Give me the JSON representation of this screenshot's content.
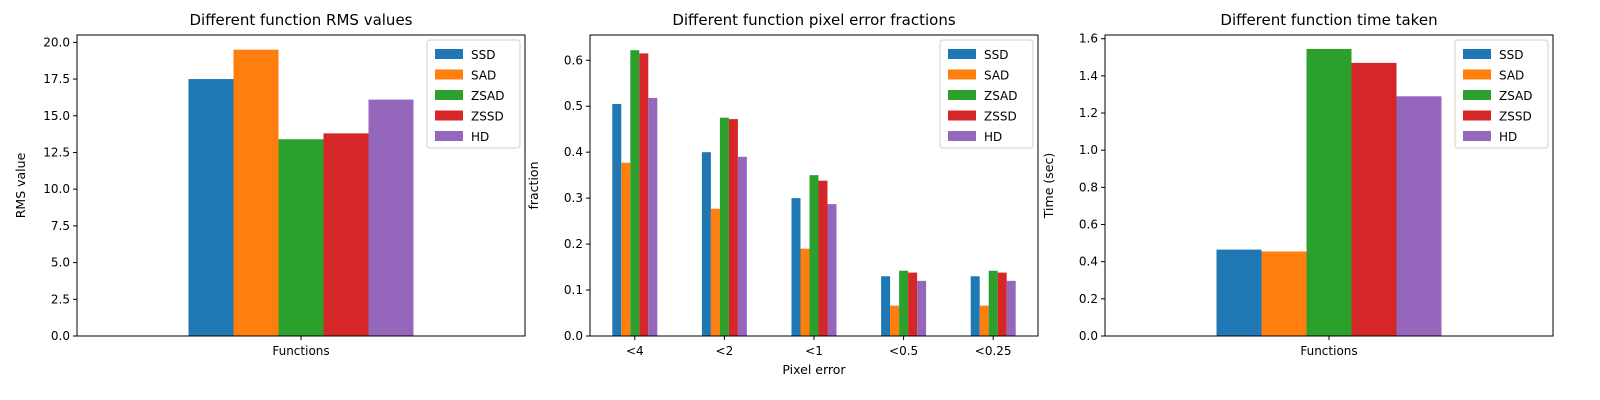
{
  "series_names": [
    "SSD",
    "SAD",
    "ZSAD",
    "ZSSD",
    "HD"
  ],
  "colors": [
    "#1f77b4",
    "#ff7f0e",
    "#2ca02c",
    "#d62728",
    "#9467bd"
  ],
  "chart_data": [
    {
      "type": "bar",
      "title": "Different function RMS values",
      "xlabel": "",
      "ylabel": "RMS value",
      "categories": [
        "Functions"
      ],
      "series": [
        {
          "name": "SSD",
          "values": [
            17.5
          ]
        },
        {
          "name": "SAD",
          "values": [
            19.5
          ]
        },
        {
          "name": "ZSAD",
          "values": [
            13.4
          ]
        },
        {
          "name": "ZSSD",
          "values": [
            13.8
          ]
        },
        {
          "name": "HD",
          "values": [
            16.1
          ]
        }
      ],
      "ylim": [
        0,
        20.5
      ],
      "yticks": [
        "0.0",
        "2.5",
        "5.0",
        "7.5",
        "10.0",
        "12.5",
        "15.0",
        "17.5",
        "20.0"
      ],
      "legend": "top-right"
    },
    {
      "type": "bar",
      "title": "Different function pixel error fractions",
      "xlabel": "Pixel error",
      "ylabel": "fraction",
      "categories": [
        "<4",
        "<2",
        "<1",
        "<0.5",
        "<0.25"
      ],
      "series": [
        {
          "name": "SSD",
          "values": [
            0.505,
            0.4,
            0.3,
            0.13,
            0.13
          ]
        },
        {
          "name": "SAD",
          "values": [
            0.377,
            0.277,
            0.19,
            0.066,
            0.066
          ]
        },
        {
          "name": "ZSAD",
          "values": [
            0.622,
            0.475,
            0.35,
            0.142,
            0.142
          ]
        },
        {
          "name": "ZSSD",
          "values": [
            0.615,
            0.472,
            0.338,
            0.138,
            0.138
          ]
        },
        {
          "name": "HD",
          "values": [
            0.518,
            0.39,
            0.287,
            0.12,
            0.12
          ]
        }
      ],
      "ylim": [
        0,
        0.655
      ],
      "yticks": [
        "0.0",
        "0.1",
        "0.2",
        "0.3",
        "0.4",
        "0.5",
        "0.6"
      ],
      "legend": "top-right"
    },
    {
      "type": "bar",
      "title": "Different function time taken",
      "xlabel": "",
      "ylabel": "Time (sec)",
      "categories": [
        "Functions"
      ],
      "series": [
        {
          "name": "SSD",
          "values": [
            0.465
          ]
        },
        {
          "name": "SAD",
          "values": [
            0.455
          ]
        },
        {
          "name": "ZSAD",
          "values": [
            1.545
          ]
        },
        {
          "name": "ZSSD",
          "values": [
            1.47
          ]
        },
        {
          "name": "HD",
          "values": [
            1.29
          ]
        }
      ],
      "ylim": [
        0,
        1.62
      ],
      "yticks": [
        "0.0",
        "0.2",
        "0.4",
        "0.6",
        "0.8",
        "1.0",
        "1.2",
        "1.4",
        "1.6"
      ],
      "legend": "top-right"
    }
  ]
}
================================
**Work to be completed:** Pictures stay out; repeat all the rest of the records exactly.

**Task response:**
Give me the JSON representation of this screenshot's content.
{
  "series_names": [
    "SSD",
    "SAD",
    "ZSAD",
    "ZSSD",
    "HD"
  ],
  "colors": [
    "#1f77b4",
    "#ff7f0e",
    "#2ca02c",
    "#d62728",
    "#9467bd"
  ],
  "chart_data": [
    {
      "type": "bar",
      "title": "Different function RMS values",
      "xlabel": "",
      "ylabel": "RMS value",
      "categories": [
        "Functions"
      ],
      "series": [
        {
          "name": "SSD",
          "values": [
            17.5
          ]
        },
        {
          "name": "SAD",
          "values": [
            19.5
          ]
        },
        {
          "name": "ZSAD",
          "values": [
            13.4
          ]
        },
        {
          "name": "ZSSD",
          "values": [
            13.8
          ]
        },
        {
          "name": "HD",
          "values": [
            16.1
          ]
        }
      ],
      "ylim": [
        0,
        20.5
      ],
      "yticks": [
        "0.0",
        "2.5",
        "5.0",
        "7.5",
        "10.0",
        "12.5",
        "15.0",
        "17.5",
        "20.0"
      ],
      "legend": "top-right"
    },
    {
      "type": "bar",
      "title": "Different function pixel error fractions",
      "xlabel": "Pixel error",
      "ylabel": "fraction",
      "categories": [
        "<4",
        "<2",
        "<1",
        "<0.5",
        "<0.25"
      ],
      "series": [
        {
          "name": "SSD",
          "values": [
            0.505,
            0.4,
            0.3,
            0.13,
            0.13
          ]
        },
        {
          "name": "SAD",
          "values": [
            0.377,
            0.277,
            0.19,
            0.066,
            0.066
          ]
        },
        {
          "name": "ZSAD",
          "values": [
            0.622,
            0.475,
            0.35,
            0.142,
            0.142
          ]
        },
        {
          "name": "ZSSD",
          "values": [
            0.615,
            0.472,
            0.338,
            0.138,
            0.138
          ]
        },
        {
          "name": "HD",
          "values": [
            0.518,
            0.39,
            0.287,
            0.12,
            0.12
          ]
        }
      ],
      "ylim": [
        0,
        0.655
      ],
      "yticks": [
        "0.0",
        "0.1",
        "0.2",
        "0.3",
        "0.4",
        "0.5",
        "0.6"
      ],
      "legend": "top-right"
    },
    {
      "type": "bar",
      "title": "Different function time taken",
      "xlabel": "",
      "ylabel": "Time (sec)",
      "categories": [
        "Functions"
      ],
      "series": [
        {
          "name": "SSD",
          "values": [
            0.465
          ]
        },
        {
          "name": "SAD",
          "values": [
            0.455
          ]
        },
        {
          "name": "ZSAD",
          "values": [
            1.545
          ]
        },
        {
          "name": "ZSSD",
          "values": [
            1.47
          ]
        },
        {
          "name": "HD",
          "values": [
            1.29
          ]
        }
      ],
      "ylim": [
        0,
        1.62
      ],
      "yticks": [
        "0.0",
        "0.2",
        "0.4",
        "0.6",
        "0.8",
        "1.0",
        "1.2",
        "1.4",
        "1.6"
      ],
      "legend": "top-right"
    }
  ]
}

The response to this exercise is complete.